• Stated problem
Could you transcribe every record below exactly as written, leaving out any pictures?

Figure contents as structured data

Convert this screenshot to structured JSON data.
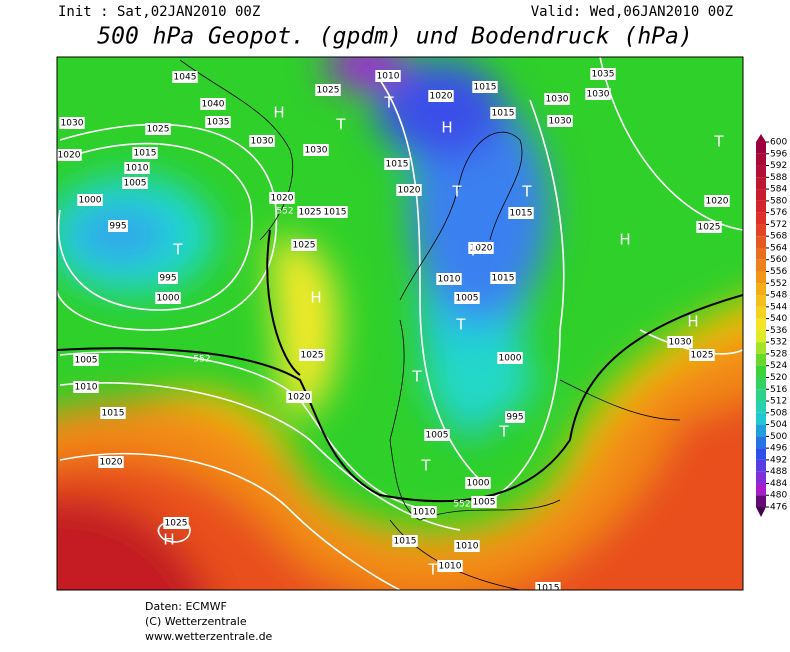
{
  "header": {
    "init": "Init : Sat,02JAN2010 00Z",
    "valid": "Valid: Wed,06JAN2010 00Z",
    "title": "500 hPa Geopot. (gpdm) und Bodendruck (hPa)"
  },
  "colorbar": {
    "ticks": [
      600,
      596,
      592,
      588,
      584,
      580,
      576,
      572,
      568,
      564,
      560,
      556,
      552,
      548,
      544,
      540,
      536,
      532,
      528,
      524,
      520,
      516,
      512,
      508,
      504,
      500,
      496,
      492,
      488,
      484,
      480,
      476
    ]
  },
  "map": {
    "pressure_labels": [
      1045,
      1040,
      1035,
      1030,
      1025,
      1030,
      1030,
      1020,
      1015,
      1010,
      1005,
      1000,
      995,
      995,
      1000,
      1025,
      1010,
      1020,
      1015,
      1015,
      1030,
      1030,
      1035,
      1030,
      1015,
      1020,
      1020,
      1025,
      1015,
      1025,
      1010,
      1020,
      1015,
      1005,
      1015,
      1020,
      1025,
      1030,
      1025,
      1025,
      1020,
      1005,
      1010,
      1015,
      1020,
      1000,
      995,
      1005,
      1000,
      1005,
      1010,
      1015,
      1010,
      1010,
      1025,
      1015
    ],
    "height_labels": [
      552,
      552,
      552
    ],
    "centers": [
      "H",
      "H",
      "H",
      "H",
      "H",
      "H",
      "T",
      "T",
      "T",
      "T",
      "T",
      "T",
      "T",
      "T",
      "T",
      "T",
      "T",
      "T"
    ]
  },
  "footer": [
    "Daten: ECMWF",
    "(C) Wetterzentrale",
    "www.wetterzentrale.de"
  ]
}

• Expected answer
Convert this screenshot to structured JSON data.
{
  "header": {
    "init": "Init : Sat,02JAN2010 00Z",
    "valid": "Valid: Wed,06JAN2010 00Z",
    "title": "500 hPa Geopot. (gpdm) und Bodendruck (hPa)"
  },
  "colorbar": {
    "ticks": [
      600,
      596,
      592,
      588,
      584,
      580,
      576,
      572,
      568,
      564,
      560,
      556,
      552,
      548,
      544,
      540,
      536,
      532,
      528,
      524,
      520,
      516,
      512,
      508,
      504,
      500,
      496,
      492,
      488,
      484,
      480,
      476
    ]
  },
  "map": {
    "pressure_labels": [
      1045,
      1040,
      1035,
      1030,
      1025,
      1030,
      1030,
      1020,
      1015,
      1010,
      1005,
      1000,
      995,
      995,
      1000,
      1025,
      1010,
      1020,
      1015,
      1015,
      1030,
      1030,
      1035,
      1030,
      1015,
      1020,
      1020,
      1025,
      1015,
      1025,
      1010,
      1020,
      1015,
      1005,
      1015,
      1020,
      1025,
      1030,
      1025,
      1025,
      1020,
      1005,
      1010,
      1015,
      1020,
      1000,
      995,
      1005,
      1000,
      1005,
      1010,
      1015,
      1010,
      1010,
      1025,
      1015
    ],
    "height_labels": [
      552,
      552,
      552
    ],
    "centers": [
      "H",
      "H",
      "H",
      "H",
      "H",
      "H",
      "T",
      "T",
      "T",
      "T",
      "T",
      "T",
      "T",
      "T",
      "T",
      "T",
      "T",
      "T"
    ]
  },
  "footer": [
    "Daten: ECMWF",
    "(C) Wetterzentrale",
    "www.wetterzentrale.de"
  ]
}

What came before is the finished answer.